Extracted records
········

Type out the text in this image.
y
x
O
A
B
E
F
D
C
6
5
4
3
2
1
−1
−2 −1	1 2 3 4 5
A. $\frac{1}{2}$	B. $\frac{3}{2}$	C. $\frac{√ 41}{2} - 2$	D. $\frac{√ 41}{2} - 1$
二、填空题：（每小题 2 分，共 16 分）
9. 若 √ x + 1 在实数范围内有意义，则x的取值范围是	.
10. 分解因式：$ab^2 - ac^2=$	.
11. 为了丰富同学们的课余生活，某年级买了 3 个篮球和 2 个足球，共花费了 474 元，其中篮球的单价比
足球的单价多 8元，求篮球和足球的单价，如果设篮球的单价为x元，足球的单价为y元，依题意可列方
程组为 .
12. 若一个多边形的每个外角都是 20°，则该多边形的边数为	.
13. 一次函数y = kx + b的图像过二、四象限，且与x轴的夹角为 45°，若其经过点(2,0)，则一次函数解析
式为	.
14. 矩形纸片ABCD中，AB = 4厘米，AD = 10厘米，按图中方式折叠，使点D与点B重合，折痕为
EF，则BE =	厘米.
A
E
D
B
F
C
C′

········

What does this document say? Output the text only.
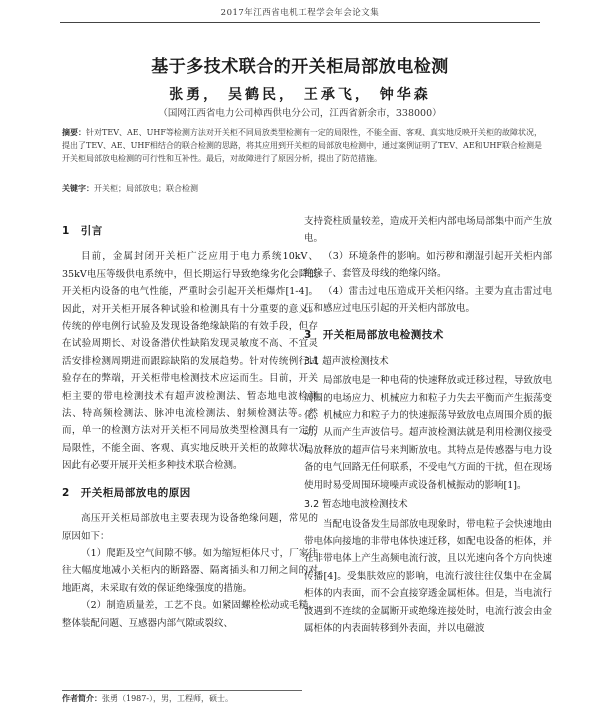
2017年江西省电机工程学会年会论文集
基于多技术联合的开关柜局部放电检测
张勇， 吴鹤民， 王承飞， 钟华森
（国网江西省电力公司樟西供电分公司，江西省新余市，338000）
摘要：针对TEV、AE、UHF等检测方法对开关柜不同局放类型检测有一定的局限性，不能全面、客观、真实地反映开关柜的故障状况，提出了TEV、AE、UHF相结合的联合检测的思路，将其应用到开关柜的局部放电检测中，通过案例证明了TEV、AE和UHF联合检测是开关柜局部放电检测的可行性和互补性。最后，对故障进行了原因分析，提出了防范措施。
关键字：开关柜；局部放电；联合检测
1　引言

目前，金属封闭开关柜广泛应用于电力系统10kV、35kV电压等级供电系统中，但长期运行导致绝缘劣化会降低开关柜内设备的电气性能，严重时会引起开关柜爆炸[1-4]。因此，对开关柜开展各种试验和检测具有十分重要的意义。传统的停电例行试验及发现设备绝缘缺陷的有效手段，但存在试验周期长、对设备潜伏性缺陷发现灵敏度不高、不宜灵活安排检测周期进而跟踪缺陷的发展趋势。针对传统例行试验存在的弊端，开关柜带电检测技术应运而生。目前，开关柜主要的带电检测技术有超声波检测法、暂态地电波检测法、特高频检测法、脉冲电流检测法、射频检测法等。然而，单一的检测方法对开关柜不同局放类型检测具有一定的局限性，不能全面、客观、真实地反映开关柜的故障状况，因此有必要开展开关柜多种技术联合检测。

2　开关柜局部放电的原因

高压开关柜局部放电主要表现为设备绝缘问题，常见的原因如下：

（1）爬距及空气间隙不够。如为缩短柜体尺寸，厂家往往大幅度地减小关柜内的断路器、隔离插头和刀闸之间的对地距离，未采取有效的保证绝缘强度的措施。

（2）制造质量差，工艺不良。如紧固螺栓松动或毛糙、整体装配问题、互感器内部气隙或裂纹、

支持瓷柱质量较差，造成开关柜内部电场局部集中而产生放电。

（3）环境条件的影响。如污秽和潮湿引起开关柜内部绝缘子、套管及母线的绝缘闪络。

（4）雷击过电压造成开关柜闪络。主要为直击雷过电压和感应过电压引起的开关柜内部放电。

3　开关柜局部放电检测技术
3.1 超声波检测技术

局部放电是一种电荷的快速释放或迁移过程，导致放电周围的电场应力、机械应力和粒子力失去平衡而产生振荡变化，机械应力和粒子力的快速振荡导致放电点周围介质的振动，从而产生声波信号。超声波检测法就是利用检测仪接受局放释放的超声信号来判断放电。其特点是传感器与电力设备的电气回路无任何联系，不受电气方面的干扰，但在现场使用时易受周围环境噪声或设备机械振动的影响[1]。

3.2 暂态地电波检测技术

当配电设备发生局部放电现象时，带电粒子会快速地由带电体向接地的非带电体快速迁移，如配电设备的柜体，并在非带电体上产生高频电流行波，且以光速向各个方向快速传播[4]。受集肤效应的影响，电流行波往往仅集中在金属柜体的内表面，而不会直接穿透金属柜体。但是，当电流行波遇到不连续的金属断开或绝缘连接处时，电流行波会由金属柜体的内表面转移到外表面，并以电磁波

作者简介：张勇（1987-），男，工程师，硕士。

········

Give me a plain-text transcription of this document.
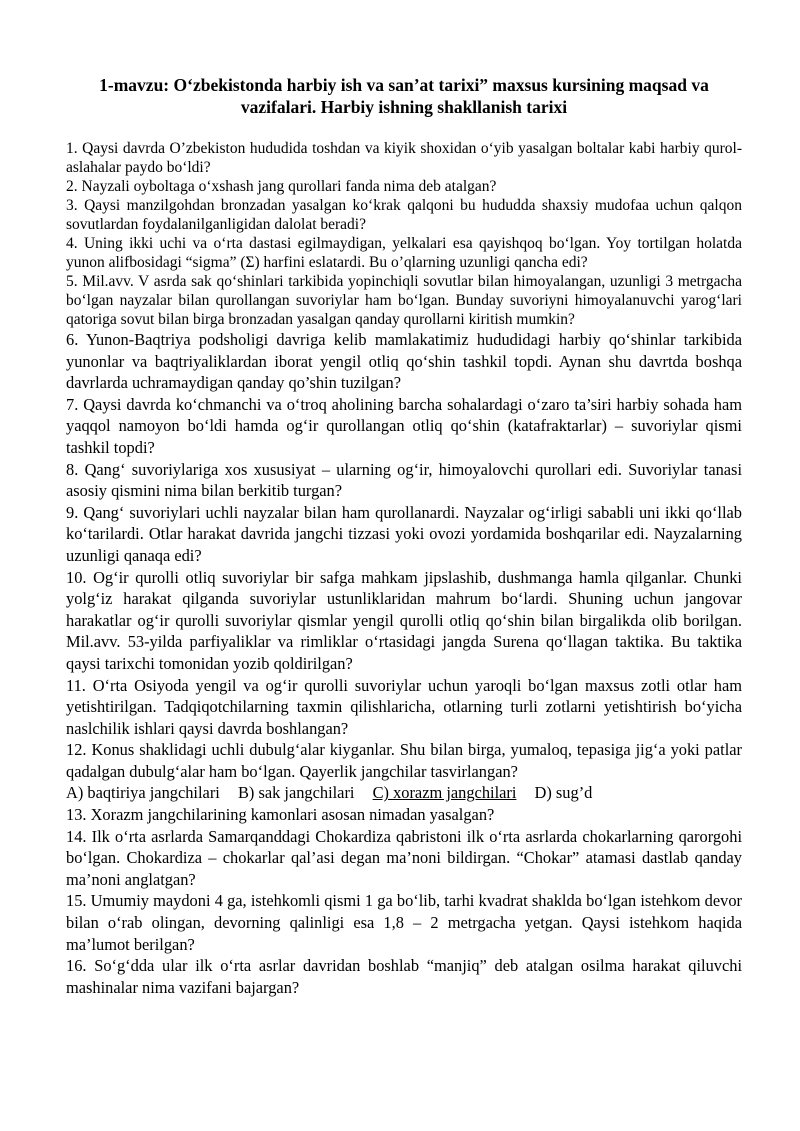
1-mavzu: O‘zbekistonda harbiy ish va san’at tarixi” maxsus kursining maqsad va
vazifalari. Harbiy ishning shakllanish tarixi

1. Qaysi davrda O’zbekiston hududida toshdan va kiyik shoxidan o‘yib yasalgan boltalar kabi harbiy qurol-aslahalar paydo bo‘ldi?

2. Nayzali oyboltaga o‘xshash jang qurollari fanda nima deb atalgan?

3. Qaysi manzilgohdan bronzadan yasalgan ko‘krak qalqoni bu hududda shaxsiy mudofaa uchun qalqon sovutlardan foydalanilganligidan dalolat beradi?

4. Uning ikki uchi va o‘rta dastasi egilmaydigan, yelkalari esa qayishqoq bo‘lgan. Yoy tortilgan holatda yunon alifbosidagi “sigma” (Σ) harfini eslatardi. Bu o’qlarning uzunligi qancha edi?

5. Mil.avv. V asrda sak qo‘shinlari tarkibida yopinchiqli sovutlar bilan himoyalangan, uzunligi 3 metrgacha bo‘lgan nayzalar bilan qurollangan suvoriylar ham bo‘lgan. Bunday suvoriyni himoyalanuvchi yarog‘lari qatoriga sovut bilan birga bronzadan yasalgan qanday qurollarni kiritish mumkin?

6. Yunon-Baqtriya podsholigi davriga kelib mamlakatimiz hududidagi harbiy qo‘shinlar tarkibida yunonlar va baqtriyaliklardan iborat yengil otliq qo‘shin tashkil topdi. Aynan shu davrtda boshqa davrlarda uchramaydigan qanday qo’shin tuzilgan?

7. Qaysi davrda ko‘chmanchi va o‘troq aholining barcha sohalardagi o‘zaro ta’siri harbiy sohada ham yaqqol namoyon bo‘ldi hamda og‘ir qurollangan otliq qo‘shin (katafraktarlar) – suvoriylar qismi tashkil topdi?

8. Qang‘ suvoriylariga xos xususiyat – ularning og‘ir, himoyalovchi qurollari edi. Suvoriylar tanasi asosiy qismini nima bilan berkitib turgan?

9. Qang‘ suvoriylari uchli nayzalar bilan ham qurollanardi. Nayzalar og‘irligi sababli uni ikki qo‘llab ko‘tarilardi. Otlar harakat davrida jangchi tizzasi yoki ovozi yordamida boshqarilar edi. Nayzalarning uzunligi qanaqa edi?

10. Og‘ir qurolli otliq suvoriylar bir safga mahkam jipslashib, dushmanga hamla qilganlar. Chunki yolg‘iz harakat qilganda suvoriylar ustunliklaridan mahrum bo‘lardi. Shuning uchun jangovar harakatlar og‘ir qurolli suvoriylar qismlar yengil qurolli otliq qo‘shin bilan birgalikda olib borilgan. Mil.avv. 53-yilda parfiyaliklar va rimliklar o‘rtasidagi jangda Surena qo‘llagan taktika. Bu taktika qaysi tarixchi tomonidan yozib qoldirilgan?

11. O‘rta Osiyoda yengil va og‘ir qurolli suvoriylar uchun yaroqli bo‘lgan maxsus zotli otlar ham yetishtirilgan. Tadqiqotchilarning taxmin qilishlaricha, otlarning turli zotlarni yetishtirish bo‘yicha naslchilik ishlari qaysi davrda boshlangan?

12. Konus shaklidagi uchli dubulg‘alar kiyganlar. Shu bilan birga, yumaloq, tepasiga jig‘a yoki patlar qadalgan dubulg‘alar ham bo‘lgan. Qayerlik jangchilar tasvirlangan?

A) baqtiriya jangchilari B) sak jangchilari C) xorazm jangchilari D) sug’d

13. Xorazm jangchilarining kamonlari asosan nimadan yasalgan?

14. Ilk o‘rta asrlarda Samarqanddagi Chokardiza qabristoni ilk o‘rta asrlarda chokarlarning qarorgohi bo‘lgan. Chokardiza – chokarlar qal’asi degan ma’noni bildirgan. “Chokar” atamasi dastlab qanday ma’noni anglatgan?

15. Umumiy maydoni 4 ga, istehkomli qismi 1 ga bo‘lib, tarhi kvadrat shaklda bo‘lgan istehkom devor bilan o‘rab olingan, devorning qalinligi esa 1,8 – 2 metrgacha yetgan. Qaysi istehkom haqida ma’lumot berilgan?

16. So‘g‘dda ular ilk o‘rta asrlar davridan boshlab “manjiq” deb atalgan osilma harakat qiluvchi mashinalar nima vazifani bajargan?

········

The word "uchli" may appear on some lines of these records; state how many such lines there are, and nothing else.

> _Result below_
2